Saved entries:
____________
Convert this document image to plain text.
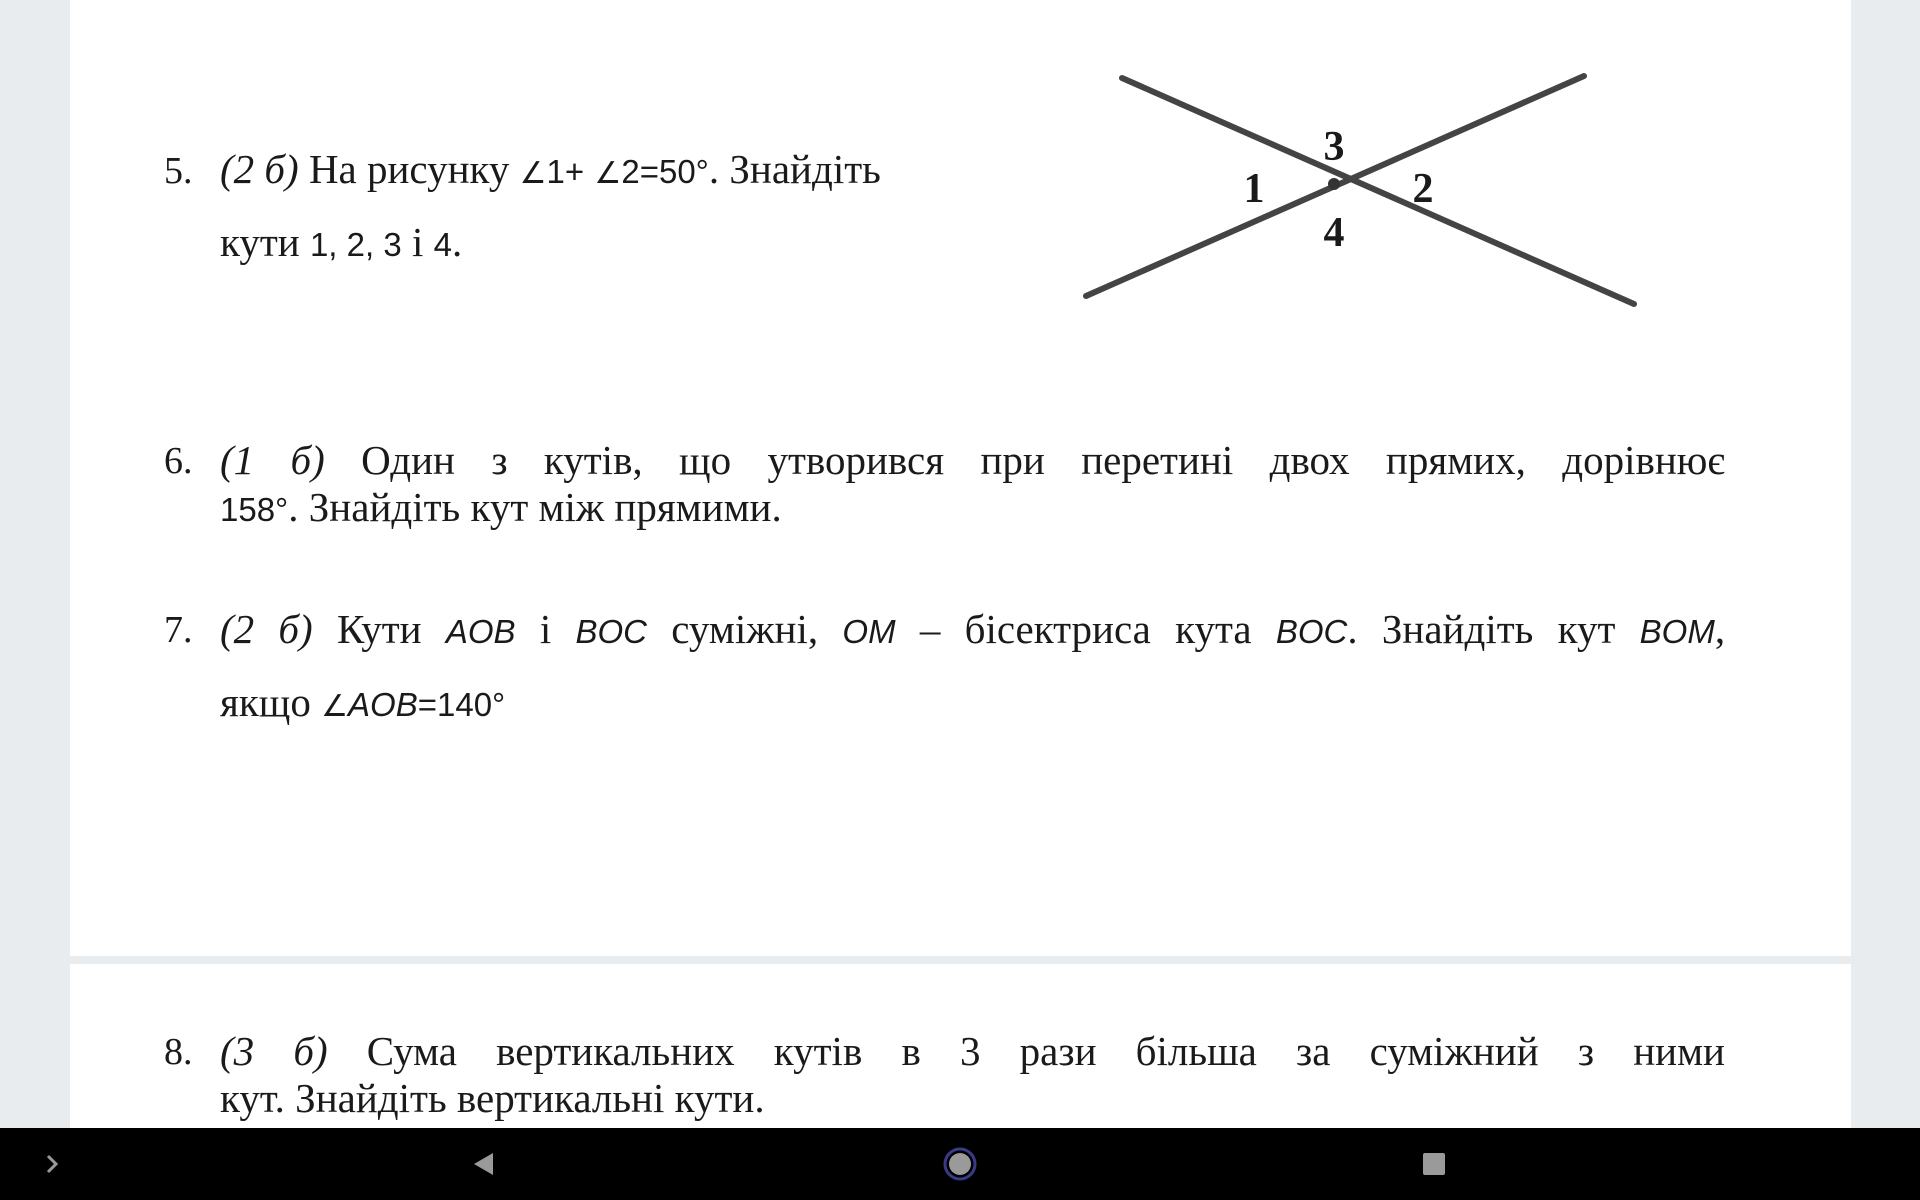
5. (2 б) На рисунку ∠1+ ∠2=50°. Знайдіть
кути 1, 2, 3 і 4.
1	2
3
4
6. (1 б) Один з кутів, що утворився при перетині двох прямих, дорівнює
158°. Знайдіть кут між прямими.
7. (2 б) Кути AOB і BOC суміжні, OM – бісектриса кута BOC. Знайдіть кут BOM,
якщо ∠AOB=140°
8. (3 б) Сума вертикальних кутів в 3 рази більша за суміжний з ними
кут. Знайдіть вертикальні кути.
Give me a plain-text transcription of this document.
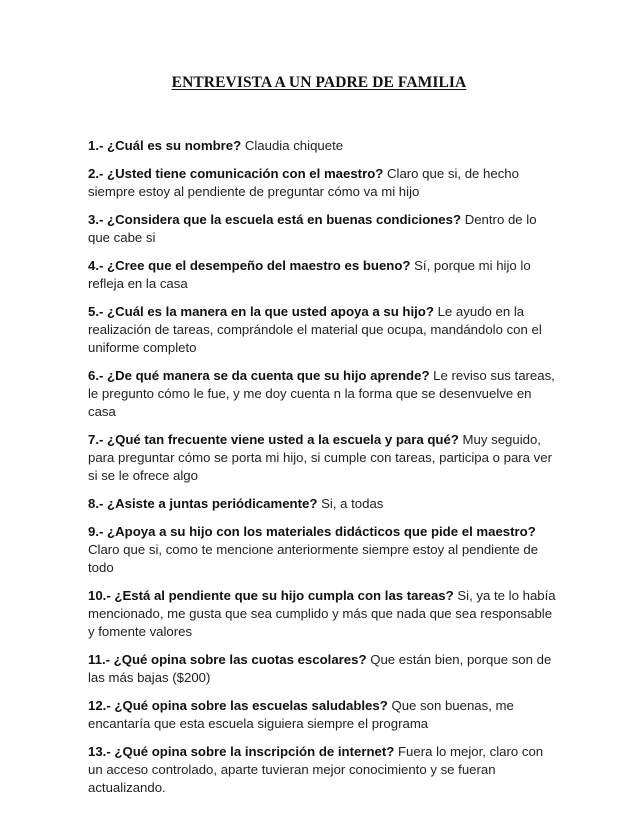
ENTREVISTA A UN PADRE DE FAMILIA

1.- ¿Cuál es su nombre? Claudia chiquete

2.- ¿Usted tiene comunicación con el maestro? Claro que si, de hecho siempre estoy al pendiente de preguntar cómo va mi hijo

3.- ¿Considera que la escuela está en buenas condiciones? Dentro de lo que cabe si

4.- ¿Cree que el desempeño del maestro es bueno? Sí, porque mi hijo lo refleja en la casa

5.- ¿Cuál es la manera en la que usted apoya a su hijo? Le ayudo en la realización de tareas, comprándole el material que ocupa, mandándolo con el uniforme completo

6.- ¿De qué manera se da cuenta que su hijo aprende? Le reviso sus tareas, le pregunto cómo le fue, y me doy cuenta n la forma que se desenvuelve en casa

7.- ¿Qué tan frecuente viene usted a la escuela y para qué? Muy seguido, para preguntar cómo se porta mi hijo, si cumple con tareas, participa o para ver si se le ofrece algo

8.- ¿Asiste a juntas periódicamente? Si, a todas

9.- ¿Apoya a su hijo con los materiales didácticos que pide el maestro? Claro que si, como te mencione anteriormente siempre estoy al pendiente de todo

10.- ¿Está al pendiente que su hijo cumpla con las tareas? Si, ya te lo había mencionado, me gusta que sea cumplido y más que nada que sea responsable y fomente valores

11.- ¿Qué opina sobre las cuotas escolares? Que están bien, porque son de las más bajas ($200)

12.- ¿Qué opina sobre las escuelas saludables? Que son buenas, me encantaría que esta escuela siguiera siempre el programa

13.- ¿Qué opina sobre la inscripción de internet? Fuera lo mejor, claro con un acceso controlado, aparte tuvieran mejor conocimiento y se fueran actualizando.
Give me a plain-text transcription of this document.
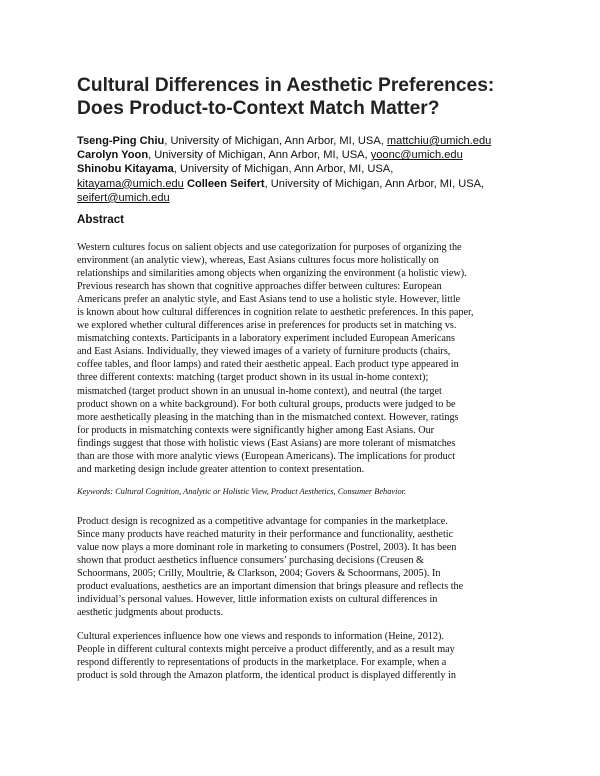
Cultural Differences in Aesthetic Preferences:
Does Product-to-Context Match Matter?
Tseng-Ping Chiu, University of Michigan, Ann Arbor, MI, USA, mattchiu@umich.edu
Carolyn Yoon, University of Michigan, Ann Arbor, MI, USA, yoonc@umich.edu
Shinobu Kitayama, University of Michigan, Ann Arbor, MI, USA,
kitayama@umich.edu Colleen Seifert, University of Michigan, Ann Arbor, MI, USA,
seifert@umich.edu
Abstract

Western cultures focus on salient objects and use categorization for purposes of organizing the
environment (an analytic view), whereas, East Asians cultures focus more holistically on
relationships and similarities among objects when organizing the environment (a holistic view).
Previous research has shown that cognitive approaches differ between cultures: European
Americans prefer an analytic style, and East Asians tend to use a holistic style. However, little
is known about how cultural differences in cognition relate to aesthetic preferences. In this paper,
we explored whether cultural differences arise in preferences for products set in matching vs.
mismatching contexts. Participants in a laboratory experiment included European Americans
and East Asians. Individually, they viewed images of a variety of furniture products (chairs,
coffee tables, and floor lamps) and rated their aesthetic appeal. Each product type appeared in
three different contexts: matching (target product shown in its usual in-home context);
mismatched (target product shown in an unusual in-home context), and neutral (the target
product shown on a white background). For both cultural groups, products were judged to be
more aesthetically pleasing in the matching than in the mismatched context. However, ratings
for products in mismatching contexts were significantly higher among East Asians. Our
findings suggest that those with holistic views (East Asians) are more tolerant of mismatches
than are those with more analytic views (European Americans). The implications for product
and marketing design include greater attention to context presentation.

Keywords: Cultural Cognition, Analytic or Holistic View, Product Aesthetics, Consumer Behavior.

Product design is recognized as a competitive advantage for companies in the marketplace.
Since many products have reached maturity in their performance and functionality, aesthetic
value now plays a more dominant role in marketing to consumers (Postrel, 2003). It has been
shown that product aesthetics influence consumers’ purchasing decisions (Creusen &
Schoormans, 2005; Crilly, Moultrie, & Clarkson, 2004; Govers & Schoormans, 2005). In
product evaluations, aesthetics are an important dimension that brings pleasure and reflects the
individual’s personal values. However, little information exists on cultural differences in
aesthetic judgments about products.

Cultural experiences influence how one views and responds to information (Heine, 2012).
People in different cultural contexts might perceive a product differently, and as a result may
respond differently to representations of products in the marketplace. For example, when a
product is sold through the Amazon platform, the identical product is displayed differently in
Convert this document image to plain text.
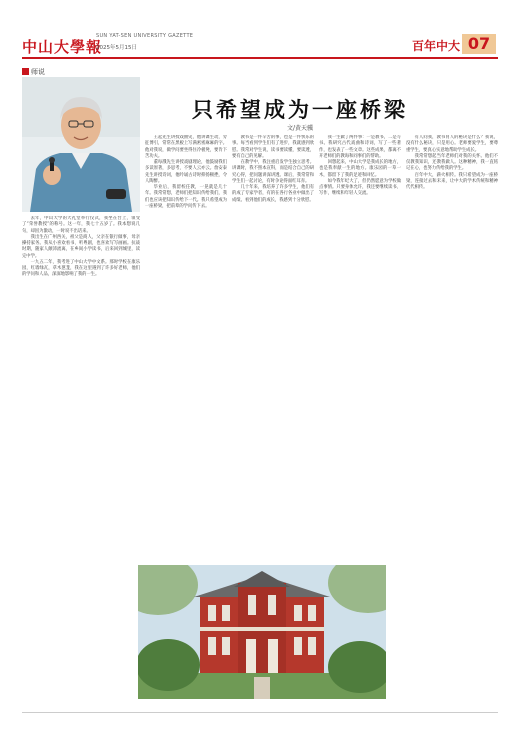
中山大學報
SUN YAT-SEN UNIVERSITY GAZETTE
2025年5月15日	百年中大 07
师说
只希望成为一座桥梁
文/黄天骥

去年，中山大学的大礼堂举行仪式，我坐在台上，领受了“荣誉教授”的称号。这一年，我七十五岁了。我本想说几句，却因为激动，一时说不出话来。

我出生在广州西关，祖父是商人，父亲在银行做事，母亲操持家务。我从小喜欢看书、听粤剧，也喜欢写写画画。抗战时期，随家人颠沛流离，在乡间小学读书，后来回到城里，读完中学。

一九五二年，我考进了中山大学中文系。那时学校在康乐园，红墙绿瓦，草木葱茏，我在这里遇到了许多好老师，他们的学问和人品，深深地影响了我的一生。

王起先生讲授戏曲史，他讲课生动，旁征博引，常常在黑板上写满密密麻麻的字。他对我说，做学问要坐得住冷板凳，要肯下苦功夫。

董每戡先生讲授戏剧理论，他鼓励我们多读原著，多思考，不要人云亦云。詹安泰先生讲授诗词，他吟诵古诗时抑扬顿挫，令人陶醉。

毕业后，我留校任教，一晃就是几十年。我常常想，老师们把知识传给我们，我们也应该把知识传给下一代。我只希望成为一座桥梁，把前辈的学问传下去。

教书是一件辛苦的事，也是一件快乐的事。每当看到学生们有了进步，我就感到欣慰。我常对学生说，读书要读懂，要读透，要有自己的见解。

在教学中，我注重启发学生独立思考。讲课时，我不照本宣科，而是结合自己的研究心得，把问题讲深讲透。课后，我常常和学生们一起讨论，有时争论得面红耳赤。

几十年来，我培养了许多学生，他们有的成了专家学者，有的在各行各业中做出了成绩。看到他们的成长，我感到十分欣慰。

我一生做了两件事：一是教书，二是写书。我研究古代戏曲和诗词，写了一些著作，也发表了一些文章。这些成果，都离不开老师们的教诲和同事们的帮助。

回想起来，中山大学是我成长的地方，也是我奉献一生的地方。康乐园的一草一木，都留下了我的足迹和回忆。

如今我年纪大了，但仍然愿意为学校做点事情。只要身体允许，我还要继续读书、写作，继续和年轻人交流。

有人问我，教书育人的秘诀是什么？我说，没有什么秘诀，只是用心。老师要爱学生，要尊重学生，要真心实意地帮助学生成长。

我常常想起当年老师们对我的关怀。他们不仅教我知识，还教我做人。这种精神，我一直铭记在心，也努力传给我的学生。

百年中大，薪火相传。我只希望成为一座桥梁，连接过去和未来，让中大的学术传统和精神代代相传。
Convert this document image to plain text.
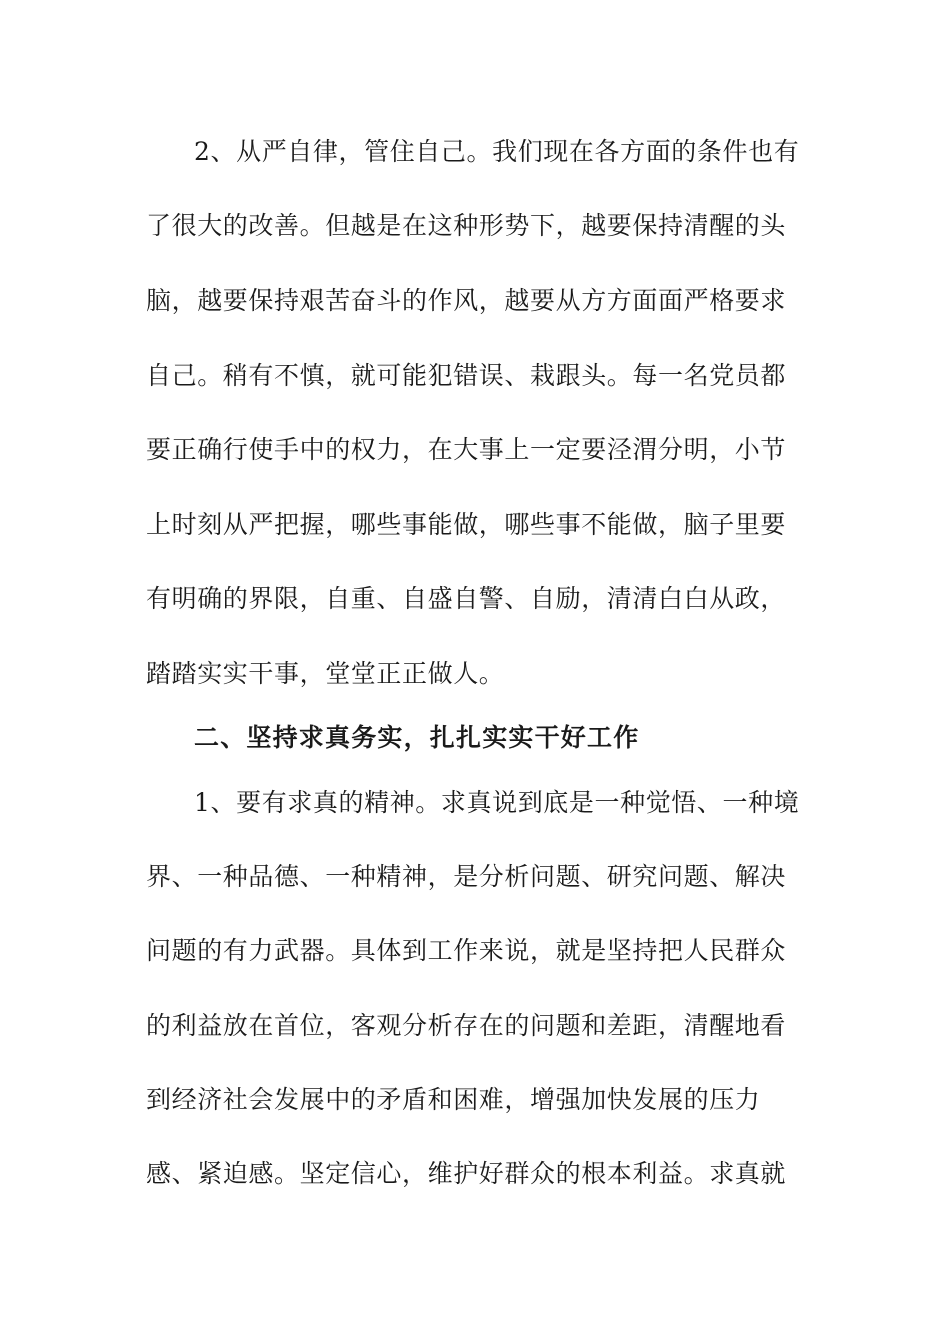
2、从严自律，管住自己。我们现在各方面的条件也有
了很大的改善。但越是在这种形势下，越要保持清醒的头
脑，越要保持艰苦奋斗的作风，越要从方方面面严格要求
自己。稍有不慎，就可能犯错误、栽跟头。每一名党员都
要正确行使手中的权力，在大事上一定要泾渭分明，小节
上时刻从严把握，哪些事能做，哪些事不能做，脑子里要
有明确的界限，自重、自盛自警、自励，清清白白从政，
踏踏实实干事，堂堂正正做人。
二、坚持求真务实，扎扎实实干好工作
1、要有求真的精神。求真说到底是一种觉悟、一种境
界、一种品德、一种精神，是分析问题、研究问题、解决
问题的有力武器。具体到工作来说，就是坚持把人民群众
的利益放在首位，客观分析存在的问题和差距，清醒地看
到经济社会发展中的矛盾和困难，增强加快发展的压力
感、紧迫感。坚定信心，维护好群众的根本利益。求真就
____________
→ **What is being asked**
Write down only the number of lines that contain the string "我只希望成为一座桥梁" in the listing.

→ **Final result**
2